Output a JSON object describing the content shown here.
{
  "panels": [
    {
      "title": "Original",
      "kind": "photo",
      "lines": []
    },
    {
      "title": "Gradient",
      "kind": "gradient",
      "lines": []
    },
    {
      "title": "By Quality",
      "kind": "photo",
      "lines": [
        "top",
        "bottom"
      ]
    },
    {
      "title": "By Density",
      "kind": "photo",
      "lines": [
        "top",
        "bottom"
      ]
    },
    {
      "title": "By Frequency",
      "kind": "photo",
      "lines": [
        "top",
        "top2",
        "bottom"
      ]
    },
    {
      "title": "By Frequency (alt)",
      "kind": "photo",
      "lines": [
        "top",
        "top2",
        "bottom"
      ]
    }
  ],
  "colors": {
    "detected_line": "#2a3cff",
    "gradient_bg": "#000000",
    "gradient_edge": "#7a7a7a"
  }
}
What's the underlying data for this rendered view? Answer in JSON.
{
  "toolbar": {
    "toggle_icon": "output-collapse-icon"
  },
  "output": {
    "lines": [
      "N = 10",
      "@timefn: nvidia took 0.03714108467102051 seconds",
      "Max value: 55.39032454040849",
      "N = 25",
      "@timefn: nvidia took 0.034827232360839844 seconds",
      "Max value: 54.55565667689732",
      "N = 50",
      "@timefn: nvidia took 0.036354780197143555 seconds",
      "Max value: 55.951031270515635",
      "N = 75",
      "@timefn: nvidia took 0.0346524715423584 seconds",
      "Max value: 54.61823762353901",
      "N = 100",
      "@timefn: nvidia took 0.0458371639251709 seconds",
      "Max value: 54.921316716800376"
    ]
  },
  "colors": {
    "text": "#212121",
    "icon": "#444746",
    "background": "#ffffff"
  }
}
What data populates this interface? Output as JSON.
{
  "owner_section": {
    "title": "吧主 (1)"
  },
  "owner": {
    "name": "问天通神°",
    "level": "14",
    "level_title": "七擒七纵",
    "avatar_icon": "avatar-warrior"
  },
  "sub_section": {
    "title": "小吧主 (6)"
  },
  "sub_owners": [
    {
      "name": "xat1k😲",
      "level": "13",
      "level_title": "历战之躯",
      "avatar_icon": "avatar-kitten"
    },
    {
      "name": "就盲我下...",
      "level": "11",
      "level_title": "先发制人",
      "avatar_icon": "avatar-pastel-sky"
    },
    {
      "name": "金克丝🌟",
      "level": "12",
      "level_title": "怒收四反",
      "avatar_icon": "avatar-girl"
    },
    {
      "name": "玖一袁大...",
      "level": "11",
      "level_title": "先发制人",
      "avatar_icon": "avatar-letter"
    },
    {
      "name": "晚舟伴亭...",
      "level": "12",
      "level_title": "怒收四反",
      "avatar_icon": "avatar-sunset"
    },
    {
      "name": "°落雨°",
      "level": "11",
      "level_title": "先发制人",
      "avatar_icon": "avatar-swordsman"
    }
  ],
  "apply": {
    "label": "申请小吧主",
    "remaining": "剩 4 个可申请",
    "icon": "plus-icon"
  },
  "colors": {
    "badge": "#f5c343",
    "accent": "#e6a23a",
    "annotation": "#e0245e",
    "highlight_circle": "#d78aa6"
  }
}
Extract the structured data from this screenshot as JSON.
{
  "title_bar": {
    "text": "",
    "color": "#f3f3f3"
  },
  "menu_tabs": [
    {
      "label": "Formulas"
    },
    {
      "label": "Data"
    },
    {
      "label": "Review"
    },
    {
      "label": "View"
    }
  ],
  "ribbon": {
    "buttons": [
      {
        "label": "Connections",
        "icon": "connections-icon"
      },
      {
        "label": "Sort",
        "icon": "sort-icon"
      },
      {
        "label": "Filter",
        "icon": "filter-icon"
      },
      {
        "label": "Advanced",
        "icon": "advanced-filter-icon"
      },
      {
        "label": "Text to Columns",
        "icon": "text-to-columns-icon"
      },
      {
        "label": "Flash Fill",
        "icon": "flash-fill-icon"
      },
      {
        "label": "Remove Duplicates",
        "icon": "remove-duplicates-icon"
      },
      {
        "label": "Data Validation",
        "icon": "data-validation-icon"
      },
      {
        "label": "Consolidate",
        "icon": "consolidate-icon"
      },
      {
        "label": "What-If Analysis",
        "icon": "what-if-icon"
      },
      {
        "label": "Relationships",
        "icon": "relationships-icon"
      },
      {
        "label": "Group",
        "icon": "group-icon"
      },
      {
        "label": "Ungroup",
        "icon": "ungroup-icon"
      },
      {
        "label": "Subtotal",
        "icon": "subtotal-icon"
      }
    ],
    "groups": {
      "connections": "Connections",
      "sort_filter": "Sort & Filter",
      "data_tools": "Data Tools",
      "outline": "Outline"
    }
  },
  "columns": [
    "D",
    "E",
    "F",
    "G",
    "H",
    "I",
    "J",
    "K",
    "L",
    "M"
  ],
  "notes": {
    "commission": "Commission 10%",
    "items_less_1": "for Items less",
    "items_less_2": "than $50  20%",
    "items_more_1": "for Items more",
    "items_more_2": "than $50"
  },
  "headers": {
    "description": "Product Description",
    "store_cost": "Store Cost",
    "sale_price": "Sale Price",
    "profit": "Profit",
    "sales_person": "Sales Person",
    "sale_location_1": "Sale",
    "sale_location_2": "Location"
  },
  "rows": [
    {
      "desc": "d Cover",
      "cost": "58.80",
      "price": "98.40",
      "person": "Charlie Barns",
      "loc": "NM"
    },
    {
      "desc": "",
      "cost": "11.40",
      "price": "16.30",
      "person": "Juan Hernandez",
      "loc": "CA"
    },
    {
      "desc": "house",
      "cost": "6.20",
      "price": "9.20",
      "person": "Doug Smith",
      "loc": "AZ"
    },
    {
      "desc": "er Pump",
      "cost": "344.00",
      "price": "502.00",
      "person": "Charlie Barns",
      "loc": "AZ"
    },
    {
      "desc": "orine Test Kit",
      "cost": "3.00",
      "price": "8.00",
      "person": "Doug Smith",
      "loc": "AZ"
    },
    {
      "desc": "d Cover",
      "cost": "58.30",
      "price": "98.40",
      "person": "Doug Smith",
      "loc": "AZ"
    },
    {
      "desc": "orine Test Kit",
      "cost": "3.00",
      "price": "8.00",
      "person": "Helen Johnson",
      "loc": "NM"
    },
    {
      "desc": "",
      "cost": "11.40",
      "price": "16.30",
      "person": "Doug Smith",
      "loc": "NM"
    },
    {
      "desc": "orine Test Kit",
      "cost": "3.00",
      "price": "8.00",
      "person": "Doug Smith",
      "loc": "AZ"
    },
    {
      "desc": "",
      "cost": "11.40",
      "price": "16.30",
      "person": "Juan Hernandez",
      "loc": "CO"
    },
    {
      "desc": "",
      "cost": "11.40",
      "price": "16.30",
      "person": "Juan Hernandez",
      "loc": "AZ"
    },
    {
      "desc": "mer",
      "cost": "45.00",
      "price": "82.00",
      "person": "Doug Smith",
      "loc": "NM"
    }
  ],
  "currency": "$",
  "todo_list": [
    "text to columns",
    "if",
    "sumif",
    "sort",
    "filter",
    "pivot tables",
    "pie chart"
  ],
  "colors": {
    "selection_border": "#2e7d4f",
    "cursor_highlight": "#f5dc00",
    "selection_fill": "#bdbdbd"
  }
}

::::::

Each entry above is to be set down again in exactly the same words.

# [Problem solution]
Output a JSON object describing the content shown here.
{
  "panels": [
    {
      "title": "Original",
      "kind": "photo",
      "lines": []
    },
    {
      "title": "Gradient",
      "kind": "gradient",
      "lines": []
    },
    {
      "title": "By Quality",
      "kind": "photo",
      "lines": [
        "top",
        "bottom"
      ]
    },
    {
      "title": "By Density",
      "kind": "photo",
      "lines": [
        "top",
        "bottom"
      ]
    },
    {
      "title": "By Frequency",
      "kind": "photo",
      "lines": [
        "top",
        "top2",
        "bottom"
      ]
    },
    {
      "title": "By Frequency (alt)",
      "kind": "photo",
      "lines": [
        "top",
        "top2",
        "bottom"
      ]
    }
  ],
  "colors": {
    "detected_line": "#2a3cff",
    "gradient_bg": "#000000",
    "gradient_edge": "#7a7a7a"
  }
}
What's the underlying data for this rendered view? Answer in JSON.
{
  "toolbar": {
    "toggle_icon": "output-collapse-icon"
  },
  "output": {
    "lines": [
      "N = 10",
      "@timefn: nvidia took 0.03714108467102051 seconds",
      "Max value: 55.39032454040849",
      "N = 25",
      "@timefn: nvidia took 0.034827232360839844 seconds",
      "Max value: 54.55565667689732",
      "N = 50",
      "@timefn: nvidia took 0.036354780197143555 seconds",
      "Max value: 55.951031270515635",
      "N = 75",
      "@timefn: nvidia took 0.0346524715423584 seconds",
      "Max value: 54.61823762353901",
      "N = 100",
      "@timefn: nvidia took 0.0458371639251709 seconds",
      "Max value: 54.921316716800376"
    ]
  },
  "colors": {
    "text": "#212121",
    "icon": "#444746",
    "background": "#ffffff"
  }
}
What data populates this interface? Output as JSON.
{
  "owner_section": {
    "title": "吧主 (1)"
  },
  "owner": {
    "name": "问天通神°",
    "level": "14",
    "level_title": "七擒七纵",
    "avatar_icon": "avatar-warrior"
  },
  "sub_section": {
    "title": "小吧主 (6)"
  },
  "sub_owners": [
    {
      "name": "xat1k😲",
      "level": "13",
      "level_title": "历战之躯",
      "avatar_icon": "avatar-kitten"
    },
    {
      "name": "就盲我下...",
      "level": "11",
      "level_title": "先发制人",
      "avatar_icon": "avatar-pastel-sky"
    },
    {
      "name": "金克丝🌟",
      "level": "12",
      "level_title": "怒收四反",
      "avatar_icon": "avatar-girl"
    },
    {
      "name": "玖一袁大...",
      "level": "11",
      "level_title": "先发制人",
      "avatar_icon": "avatar-letter"
    },
    {
      "name": "晚舟伴亭...",
      "level": "12",
      "level_title": "怒收四反",
      "avatar_icon": "avatar-sunset"
    },
    {
      "name": "°落雨°",
      "level": "11",
      "level_title": "先发制人",
      "avatar_icon": "avatar-swordsman"
    }
  ],
  "apply": {
    "label": "申请小吧主",
    "remaining": "剩 4 个可申请",
    "icon": "plus-icon"
  },
  "colors": {
    "badge": "#f5c343",
    "accent": "#e6a23a",
    "annotation": "#e0245e",
    "highlight_circle": "#d78aa6"
  }
}
Extract the structured data from this screenshot as JSON.
{
  "title_bar": {
    "text": "",
    "color": "#f3f3f3"
  },
  "menu_tabs": [
    {
      "label": "Formulas"
    },
    {
      "label": "Data"
    },
    {
      "label": "Review"
    },
    {
      "label": "View"
    }
  ],
  "ribbon": {
    "buttons": [
      {
        "label": "Connections",
        "icon": "connections-icon"
      },
      {
        "label": "Sort",
        "icon": "sort-icon"
      },
      {
        "label": "Filter",
        "icon": "filter-icon"
      },
      {
        "label": "Advanced",
        "icon": "advanced-filter-icon"
      },
      {
        "label": "Text to Columns",
        "icon": "text-to-columns-icon"
      },
      {
        "label": "Flash Fill",
        "icon": "flash-fill-icon"
      },
      {
        "label": "Remove Duplicates",
        "icon": "remove-duplicates-icon"
      },
      {
        "label": "Data Validation",
        "icon": "data-validation-icon"
      },
      {
        "label": "Consolidate",
        "icon": "consolidate-icon"
      },
      {
        "label": "What-If Analysis",
        "icon": "what-if-icon"
      },
      {
        "label": "Relationships",
        "icon": "relationships-icon"
      },
      {
        "label": "Group",
        "icon": "group-icon"
      },
      {
        "label": "Ungroup",
        "icon": "ungroup-icon"
      },
      {
        "label": "Subtotal",
        "icon": "subtotal-icon"
      }
    ],
    "groups": {
      "connections": "Connections",
      "sort_filter": "Sort & Filter",
      "data_tools": "Data Tools",
      "outline": "Outline"
    }
  },
  "columns": [
    "D",
    "E",
    "F",
    "G",
    "H",
    "I",
    "J",
    "K",
    "L",
    "M"
  ],
  "notes": {
    "commission": "Commission 10%",
    "items_less_1": "for Items less",
    "items_less_2": "than $50  20%",
    "items_more_1": "for Items more",
    "items_more_2": "than $50"
  },
  "headers": {
    "description": "Product Description",
    "store_cost": "Store Cost",
    "sale_price": "Sale Price",
    "profit": "Profit",
    "sales_person": "Sales Person",
    "sale_location_1": "Sale",
    "sale_location_2": "Location"
  },
  "rows": [
    {
      "desc": "d Cover",
      "cost": "58.80",
      "price": "98.40",
      "person": "Charlie Barns",
      "loc": "NM"
    },
    {
      "desc": "",
      "cost": "11.40",
      "price": "16.30",
      "person": "Juan Hernandez",
      "loc": "CA"
    },
    {
      "desc": "house",
      "cost": "6.20",
      "price": "9.20",
      "person": "Doug Smith",
      "loc": "AZ"
    },
    {
      "desc": "er Pump",
      "cost": "344.00",
      "price": "502.00",
      "person": "Charlie Barns",
      "loc": "AZ"
    },
    {
      "desc": "orine Test Kit",
      "cost": "3.00",
      "price": "8.00",
      "person": "Doug Smith",
      "loc": "AZ"
    },
    {
      "desc": "d Cover",
      "cost": "58.30",
      "price": "98.40",
      "person": "Doug Smith",
      "loc": "AZ"
    },
    {
      "desc": "orine Test Kit",
      "cost": "3.00",
      "price": "8.00",
      "person": "Helen Johnson",
      "loc": "NM"
    },
    {
      "desc": "",
      "cost": "11.40",
      "price": "16.30",
      "person": "Doug Smith",
      "loc": "NM"
    },
    {
      "desc": "orine Test Kit",
      "cost": "3.00",
      "price": "8.00",
      "person": "Doug Smith",
      "loc": "AZ"
    },
    {
      "desc": "",
      "cost": "11.40",
      "price": "16.30",
      "person": "Juan Hernandez",
      "loc": "CO"
    },
    {
      "desc": "",
      "cost": "11.40",
      "price": "16.30",
      "person": "Juan Hernandez",
      "loc": "AZ"
    },
    {
      "desc": "mer",
      "cost": "45.00",
      "price": "82.00",
      "person": "Doug Smith",
      "loc": "NM"
    }
  ],
  "currency": "$",
  "todo_list": [
    "text to columns",
    "if",
    "sumif",
    "sort",
    "filter",
    "pivot tables",
    "pie chart"
  ],
  "colors": {
    "selection_border": "#2e7d4f",
    "cursor_highlight": "#f5dc00",
    "selection_fill": "#bdbdbd"
  }
}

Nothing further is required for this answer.